What the task requires — Answer with a single number, the count of lines holding the word "мягколиственными".

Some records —
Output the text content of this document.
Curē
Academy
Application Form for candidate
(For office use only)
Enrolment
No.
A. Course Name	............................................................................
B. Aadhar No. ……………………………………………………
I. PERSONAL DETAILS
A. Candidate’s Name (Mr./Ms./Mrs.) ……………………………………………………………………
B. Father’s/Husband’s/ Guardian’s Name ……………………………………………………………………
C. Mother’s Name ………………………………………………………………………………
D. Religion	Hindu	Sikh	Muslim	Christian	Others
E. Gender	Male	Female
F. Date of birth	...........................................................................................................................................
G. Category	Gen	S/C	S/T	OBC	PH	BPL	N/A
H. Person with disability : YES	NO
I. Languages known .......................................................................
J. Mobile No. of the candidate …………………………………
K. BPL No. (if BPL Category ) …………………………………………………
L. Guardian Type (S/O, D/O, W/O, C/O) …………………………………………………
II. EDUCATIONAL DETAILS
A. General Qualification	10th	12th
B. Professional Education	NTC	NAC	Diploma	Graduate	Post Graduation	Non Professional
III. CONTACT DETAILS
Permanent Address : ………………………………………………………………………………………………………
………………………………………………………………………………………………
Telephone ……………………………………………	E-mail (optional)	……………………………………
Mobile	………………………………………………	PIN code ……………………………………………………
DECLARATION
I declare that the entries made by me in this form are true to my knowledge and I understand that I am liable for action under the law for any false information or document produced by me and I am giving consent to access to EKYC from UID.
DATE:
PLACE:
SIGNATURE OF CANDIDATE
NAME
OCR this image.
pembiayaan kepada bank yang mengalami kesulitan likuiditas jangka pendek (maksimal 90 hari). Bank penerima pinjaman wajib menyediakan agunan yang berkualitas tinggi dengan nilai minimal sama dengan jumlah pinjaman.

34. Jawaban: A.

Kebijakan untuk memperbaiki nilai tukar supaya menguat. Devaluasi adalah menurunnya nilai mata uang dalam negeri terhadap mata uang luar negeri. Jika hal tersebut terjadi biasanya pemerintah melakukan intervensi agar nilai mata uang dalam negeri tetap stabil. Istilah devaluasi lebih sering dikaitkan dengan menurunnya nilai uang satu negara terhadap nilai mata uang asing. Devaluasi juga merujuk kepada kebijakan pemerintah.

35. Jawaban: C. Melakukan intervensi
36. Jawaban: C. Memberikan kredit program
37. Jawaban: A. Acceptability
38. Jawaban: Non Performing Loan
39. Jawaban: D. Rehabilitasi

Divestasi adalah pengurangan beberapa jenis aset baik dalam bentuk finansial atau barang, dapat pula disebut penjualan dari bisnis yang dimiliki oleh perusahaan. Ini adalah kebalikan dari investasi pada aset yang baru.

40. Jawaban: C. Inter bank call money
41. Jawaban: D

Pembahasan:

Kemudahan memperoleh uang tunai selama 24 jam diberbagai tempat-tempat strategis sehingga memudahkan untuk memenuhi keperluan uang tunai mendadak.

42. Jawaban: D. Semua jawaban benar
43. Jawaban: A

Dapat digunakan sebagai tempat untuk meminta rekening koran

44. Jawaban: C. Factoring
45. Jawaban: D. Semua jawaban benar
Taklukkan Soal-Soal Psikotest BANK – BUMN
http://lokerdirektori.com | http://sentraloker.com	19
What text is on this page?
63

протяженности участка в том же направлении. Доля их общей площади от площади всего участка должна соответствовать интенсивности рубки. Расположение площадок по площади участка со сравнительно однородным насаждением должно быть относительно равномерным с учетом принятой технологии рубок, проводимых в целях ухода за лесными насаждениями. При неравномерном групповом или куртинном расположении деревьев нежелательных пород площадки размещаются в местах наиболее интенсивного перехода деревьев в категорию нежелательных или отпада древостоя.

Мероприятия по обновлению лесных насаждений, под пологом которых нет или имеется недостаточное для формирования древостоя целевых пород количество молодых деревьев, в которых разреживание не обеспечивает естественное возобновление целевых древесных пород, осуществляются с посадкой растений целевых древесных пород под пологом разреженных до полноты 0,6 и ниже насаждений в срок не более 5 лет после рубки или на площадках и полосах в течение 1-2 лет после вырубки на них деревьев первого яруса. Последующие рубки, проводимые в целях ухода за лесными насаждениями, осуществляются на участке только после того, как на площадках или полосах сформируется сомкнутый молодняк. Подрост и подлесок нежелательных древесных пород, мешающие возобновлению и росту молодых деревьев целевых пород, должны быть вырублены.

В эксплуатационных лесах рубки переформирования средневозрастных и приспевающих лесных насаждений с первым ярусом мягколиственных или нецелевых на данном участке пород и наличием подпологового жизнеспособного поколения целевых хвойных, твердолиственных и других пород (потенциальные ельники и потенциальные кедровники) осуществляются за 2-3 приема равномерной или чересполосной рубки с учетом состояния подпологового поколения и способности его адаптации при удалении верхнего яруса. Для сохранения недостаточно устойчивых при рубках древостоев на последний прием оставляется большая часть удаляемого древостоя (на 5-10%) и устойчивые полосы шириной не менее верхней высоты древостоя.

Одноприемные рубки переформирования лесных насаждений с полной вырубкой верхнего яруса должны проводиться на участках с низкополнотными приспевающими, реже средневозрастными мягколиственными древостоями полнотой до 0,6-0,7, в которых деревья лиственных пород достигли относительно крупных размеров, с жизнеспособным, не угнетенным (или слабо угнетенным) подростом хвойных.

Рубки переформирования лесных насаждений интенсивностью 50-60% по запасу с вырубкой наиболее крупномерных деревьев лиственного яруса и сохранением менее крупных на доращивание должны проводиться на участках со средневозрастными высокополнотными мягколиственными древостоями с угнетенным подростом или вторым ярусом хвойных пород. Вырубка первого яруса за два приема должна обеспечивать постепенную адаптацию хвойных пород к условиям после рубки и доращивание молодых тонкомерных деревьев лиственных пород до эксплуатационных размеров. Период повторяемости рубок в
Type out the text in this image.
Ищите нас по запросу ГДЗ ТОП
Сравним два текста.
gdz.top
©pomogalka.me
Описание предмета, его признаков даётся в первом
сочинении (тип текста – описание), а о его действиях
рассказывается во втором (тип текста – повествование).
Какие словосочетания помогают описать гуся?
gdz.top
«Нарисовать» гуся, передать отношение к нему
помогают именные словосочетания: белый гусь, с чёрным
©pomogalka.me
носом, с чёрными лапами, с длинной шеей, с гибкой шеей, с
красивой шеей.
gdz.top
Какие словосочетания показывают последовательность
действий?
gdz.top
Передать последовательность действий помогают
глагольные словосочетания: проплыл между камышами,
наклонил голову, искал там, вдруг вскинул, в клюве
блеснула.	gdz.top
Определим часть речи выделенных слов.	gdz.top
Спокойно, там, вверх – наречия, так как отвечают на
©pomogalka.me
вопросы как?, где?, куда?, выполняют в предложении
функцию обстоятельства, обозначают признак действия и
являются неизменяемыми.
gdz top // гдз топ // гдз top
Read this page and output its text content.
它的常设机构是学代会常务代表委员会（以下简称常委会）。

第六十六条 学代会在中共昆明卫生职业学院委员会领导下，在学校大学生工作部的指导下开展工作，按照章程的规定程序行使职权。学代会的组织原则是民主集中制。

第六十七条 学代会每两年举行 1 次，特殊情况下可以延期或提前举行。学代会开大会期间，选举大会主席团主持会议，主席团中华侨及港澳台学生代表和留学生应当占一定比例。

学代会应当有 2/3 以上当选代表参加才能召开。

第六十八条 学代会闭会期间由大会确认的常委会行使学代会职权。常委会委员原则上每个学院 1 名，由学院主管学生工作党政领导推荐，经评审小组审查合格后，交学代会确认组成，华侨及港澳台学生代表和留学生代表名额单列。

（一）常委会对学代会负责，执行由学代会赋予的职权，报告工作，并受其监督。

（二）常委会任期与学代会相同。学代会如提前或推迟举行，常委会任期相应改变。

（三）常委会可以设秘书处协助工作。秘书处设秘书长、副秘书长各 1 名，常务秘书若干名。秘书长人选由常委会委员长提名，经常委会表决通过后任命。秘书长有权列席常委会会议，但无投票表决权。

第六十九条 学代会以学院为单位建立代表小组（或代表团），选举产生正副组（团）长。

Task result — 2